- Directive
Search the records below for the word "watermark". Pull out each line that has it.

[Figure data in JSON]
Start

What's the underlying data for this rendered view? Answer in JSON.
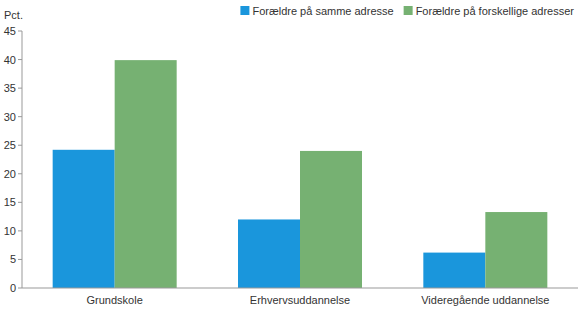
{
  "chart_data": {
    "type": "bar",
    "y_label": "Pct.",
    "categories": [
      "Grundskole",
      "Erhvervsuddannelse",
      "Videregående uddannelse"
    ],
    "series": [
      {
        "name": "Forældre på samme adresse",
        "color": "#1a96dc",
        "values": [
          24.2,
          12.0,
          6.2
        ]
      },
      {
        "name": "Forældre på forskellige adresser",
        "color": "#76b172",
        "values": [
          39.9,
          24.0,
          13.3
        ]
      }
    ],
    "ylim": [
      0,
      45
    ],
    "yticks": [
      0,
      5,
      10,
      15,
      20,
      25,
      30,
      35,
      40,
      45
    ],
    "grid": false,
    "legend": "upper-right"
  }
}
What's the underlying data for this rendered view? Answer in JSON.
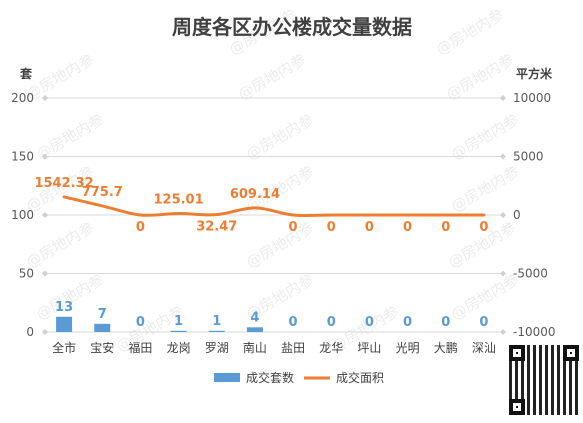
{
  "chart_data": {
    "type": "bar",
    "title": "周度各区办公楼成交量数据",
    "categories": [
      "全市",
      "宝安",
      "福田",
      "龙岗",
      "罗湖",
      "南山",
      "盐田",
      "龙华",
      "坪山",
      "光明",
      "大鹏",
      "深汕"
    ],
    "ylabel_left": "套",
    "ylabel_right": "平方米",
    "y_left": {
      "range": [
        0,
        200
      ],
      "ticks": [
        0,
        50,
        100,
        150,
        200
      ]
    },
    "y_right": {
      "range": [
        -10000,
        10000
      ],
      "ticks": [
        "-10000",
        "-5000",
        "0",
        "5000",
        "10000"
      ]
    },
    "series": [
      {
        "name": "成交套数",
        "type": "bar",
        "axis": "left",
        "color": "#5B9BD5",
        "values": [
          13,
          7,
          0,
          1,
          1,
          4,
          0,
          0,
          0,
          0,
          0,
          0
        ]
      },
      {
        "name": "成交面积",
        "type": "line",
        "axis": "right",
        "color": "#ED7D31",
        "values": [
          1542.32,
          775.7,
          0,
          125.01,
          32.47,
          609.14,
          0,
          0,
          0,
          0,
          0,
          0
        ],
        "labels": [
          "1542.32",
          "775.7",
          "0",
          "125.01",
          "32.47",
          "609.14",
          "0",
          "0",
          "0",
          "0",
          "0",
          "0"
        ]
      }
    ],
    "legend": "bottom",
    "grid": true,
    "watermark": "@房地内参"
  }
}
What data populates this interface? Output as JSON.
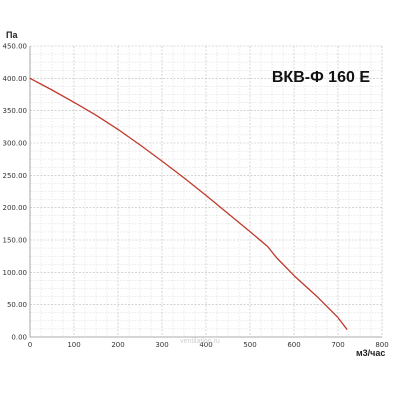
{
  "chart_data": {
    "type": "line",
    "title": "ВКВ-Ф 160 Е",
    "xlabel": "м3/час",
    "ylabel": "Па",
    "xlim": [
      0,
      800
    ],
    "ylim": [
      0,
      450
    ],
    "x_ticks": [
      "0",
      "100",
      "200",
      "300",
      "400",
      "500",
      "600",
      "700",
      "800"
    ],
    "y_ticks": [
      "0.00",
      "50.00",
      "100.00",
      "150.00",
      "200.00",
      "250.00",
      "300.00",
      "350.00",
      "400.00",
      "450.00"
    ],
    "grid": true,
    "series": [
      {
        "color": "#c0392b",
        "x": [
          0,
          50,
          100,
          150,
          200,
          250,
          300,
          350,
          400,
          450,
          500,
          540,
          560,
          600,
          650,
          700,
          720
        ],
        "y": [
          400,
          382,
          363,
          343,
          321,
          297,
          272,
          246,
          219,
          191,
          163,
          140,
          123,
          95,
          64,
          30,
          12
        ]
      }
    ]
  },
  "watermark": "ventilation.ru"
}
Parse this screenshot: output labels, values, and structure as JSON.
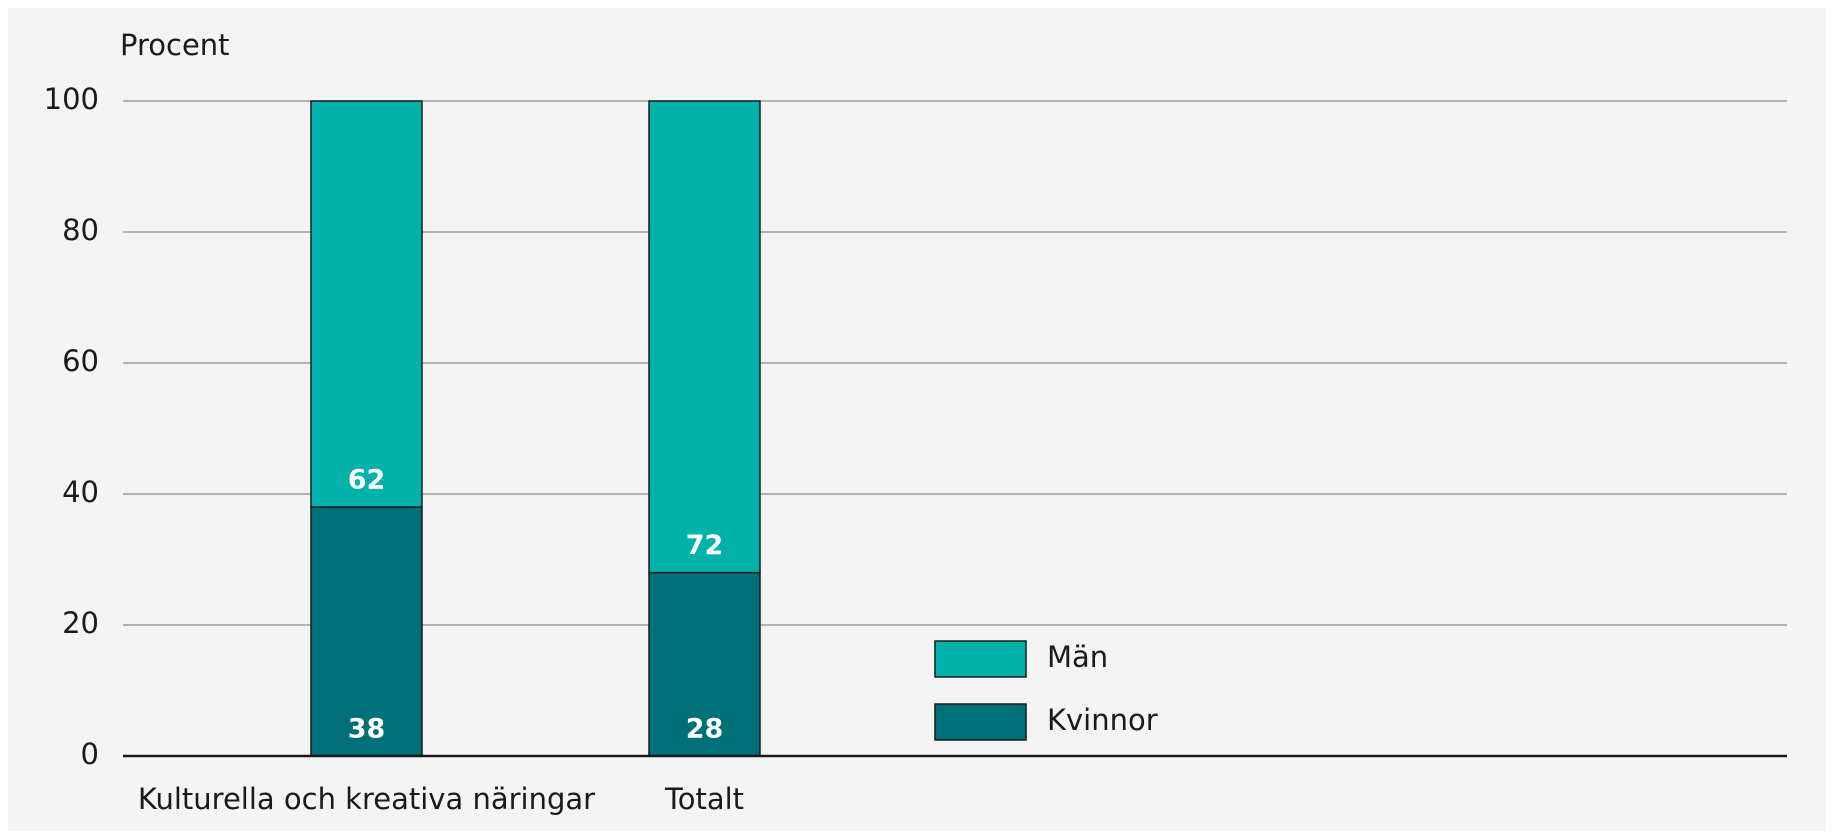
{
  "chart_data": {
    "type": "stacked_bar",
    "y_axis_label": "Procent",
    "categories": [
      "Kulturella och kreativa näringar",
      "Totalt"
    ],
    "series": [
      {
        "name": "Kvinnor",
        "color": "#007078",
        "values": [
          38,
          28
        ]
      },
      {
        "name": "Män",
        "color": "#00b2a9",
        "values": [
          62,
          72
        ]
      }
    ],
    "ylim": [
      0,
      100
    ],
    "yticks": [
      0,
      20,
      40,
      60,
      80,
      100
    ],
    "grid": true,
    "legend": "lower center"
  }
}
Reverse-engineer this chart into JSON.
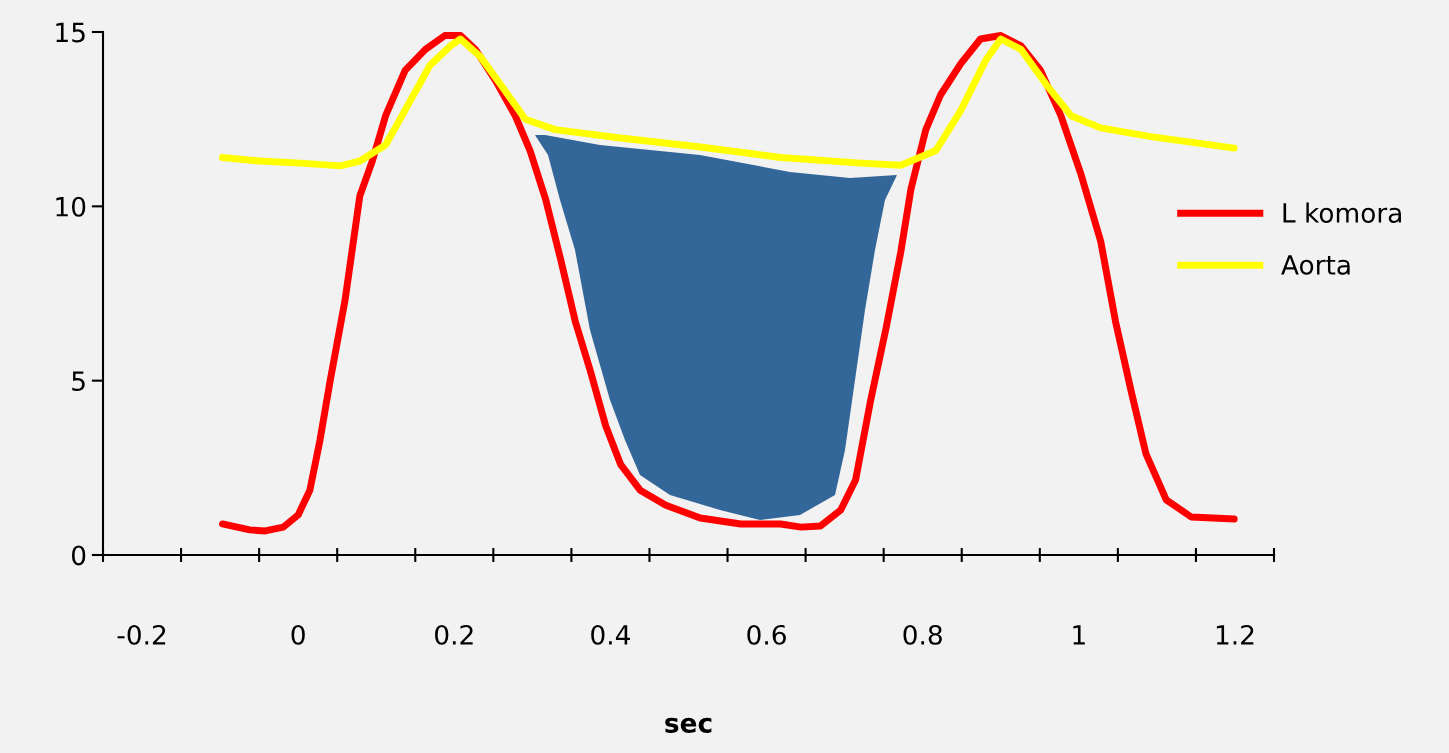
{
  "chart_data": {
    "type": "line",
    "xlabel": "sec",
    "xlim": [
      -0.25,
      1.25
    ],
    "ylim": [
      0,
      15
    ],
    "xticks": [
      {
        "value": -0.25,
        "label": null
      },
      {
        "value": -0.2,
        "label": "-0.2"
      },
      {
        "value": -0.15,
        "label": null
      },
      {
        "value": -0.05,
        "label": null
      },
      {
        "value": 0,
        "label": "0"
      },
      {
        "value": 0.05,
        "label": null
      },
      {
        "value": 0.15,
        "label": null
      },
      {
        "value": 0.2,
        "label": "0.2"
      },
      {
        "value": 0.25,
        "label": null
      },
      {
        "value": 0.35,
        "label": null
      },
      {
        "value": 0.4,
        "label": "0.4"
      },
      {
        "value": 0.45,
        "label": null
      },
      {
        "value": 0.55,
        "label": null
      },
      {
        "value": 0.6,
        "label": "0.6"
      },
      {
        "value": 0.65,
        "label": null
      },
      {
        "value": 0.75,
        "label": null
      },
      {
        "value": 0.8,
        "label": "0.8"
      },
      {
        "value": 0.85,
        "label": null
      },
      {
        "value": 0.95,
        "label": null
      },
      {
        "value": 1,
        "label": "1"
      },
      {
        "value": 1.05,
        "label": null
      },
      {
        "value": 1.15,
        "label": null
      },
      {
        "value": 1.2,
        "label": "1.2"
      },
      {
        "value": 1.25,
        "label": null
      }
    ],
    "yticks": [
      0,
      5,
      10,
      15
    ],
    "grid": false,
    "legend": "right",
    "marker": "none",
    "line_style": "solid",
    "series": [
      {
        "name": "L komora",
        "color": "#ff0000",
        "x": [
          -0.097,
          -0.062,
          -0.042,
          -0.019,
          0,
          0.015,
          0.028,
          0.041,
          0.06,
          0.079,
          0.095,
          0.112,
          0.137,
          0.163,
          0.188,
          0.208,
          0.227,
          0.253,
          0.278,
          0.297,
          0.317,
          0.336,
          0.355,
          0.374,
          0.394,
          0.413,
          0.438,
          0.471,
          0.515,
          0.567,
          0.618,
          0.644,
          0.669,
          0.695,
          0.714,
          0.733,
          0.753,
          0.772,
          0.785,
          0.804,
          0.823,
          0.849,
          0.874,
          0.9,
          0.926,
          0.951,
          0.977,
          1.003,
          1.028,
          1.047,
          1.067,
          1.086,
          1.112,
          1.144,
          1.199
        ],
        "values": [
          0.89,
          0.72,
          0.69,
          0.8,
          1.15,
          1.86,
          3.3,
          5.0,
          7.3,
          10.3,
          11.3,
          12.6,
          13.9,
          14.5,
          14.9,
          14.9,
          14.5,
          13.6,
          12.6,
          11.6,
          10.2,
          8.5,
          6.7,
          5.3,
          3.7,
          2.6,
          1.86,
          1.43,
          1.06,
          0.89,
          0.89,
          0.8,
          0.83,
          1.29,
          2.15,
          4.4,
          6.5,
          8.7,
          10.5,
          12.2,
          13.2,
          14.1,
          14.8,
          14.9,
          14.6,
          13.9,
          12.6,
          10.9,
          9.0,
          6.7,
          4.7,
          2.9,
          1.58,
          1.09,
          1.03
        ]
      },
      {
        "name": "Aorta",
        "color": "#ffff00",
        "x": [
          -0.097,
          -0.049,
          0.003,
          0.054,
          0.079,
          0.112,
          0.137,
          0.169,
          0.195,
          0.208,
          0.233,
          0.259,
          0.291,
          0.329,
          0.413,
          0.515,
          0.618,
          0.721,
          0.772,
          0.817,
          0.849,
          0.881,
          0.9,
          0.926,
          0.958,
          0.99,
          1.028,
          1.092,
          1.199
        ],
        "values": [
          11.4,
          11.3,
          11.24,
          11.16,
          11.3,
          11.76,
          12.76,
          14.05,
          14.6,
          14.8,
          14.3,
          13.5,
          12.5,
          12.2,
          11.96,
          11.7,
          11.4,
          11.24,
          11.18,
          11.6,
          12.76,
          14.2,
          14.8,
          14.5,
          13.5,
          12.6,
          12.25,
          12.0,
          11.67
        ]
      }
    ]
  }
}
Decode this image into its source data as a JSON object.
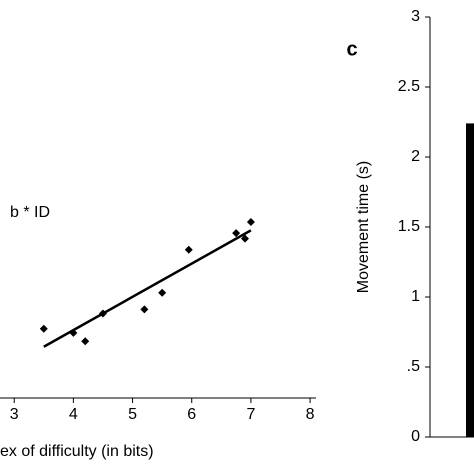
{
  "chart_data": [
    {
      "type": "scatter",
      "annotation": "b * ID",
      "xlabel": "ex of difficulty (in bits)",
      "x": [
        3.5,
        4.0,
        4.2,
        4.5,
        5.2,
        5.5,
        5.95,
        6.75,
        6.9,
        7.0
      ],
      "values": [
        0.75,
        0.72,
        0.66,
        0.86,
        0.89,
        1.01,
        1.32,
        1.44,
        1.4,
        1.52
      ],
      "color": "#000000",
      "fit": {
        "x": [
          3.5,
          7.0
        ],
        "values": [
          0.62,
          1.46
        ]
      },
      "xlim": [
        2.76,
        8.1
      ],
      "xticks": [
        3,
        4,
        5,
        6,
        7,
        8
      ],
      "ylim": [
        0.25,
        3
      ]
    },
    {
      "type": "bar",
      "label": "c",
      "ylabel": "Movement time (s)",
      "categories": [
        null
      ],
      "values": [
        2.24
      ],
      "color": "#000000",
      "ylim": [
        0,
        3
      ],
      "yticks": [
        0,
        {
          "value": 0.5,
          "label": ".5"
        },
        1,
        1.5,
        2,
        2.5,
        3
      ]
    }
  ]
}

End

- Task response
    "watermark": "@房地内参"
  "watermark": "ventilation.ru"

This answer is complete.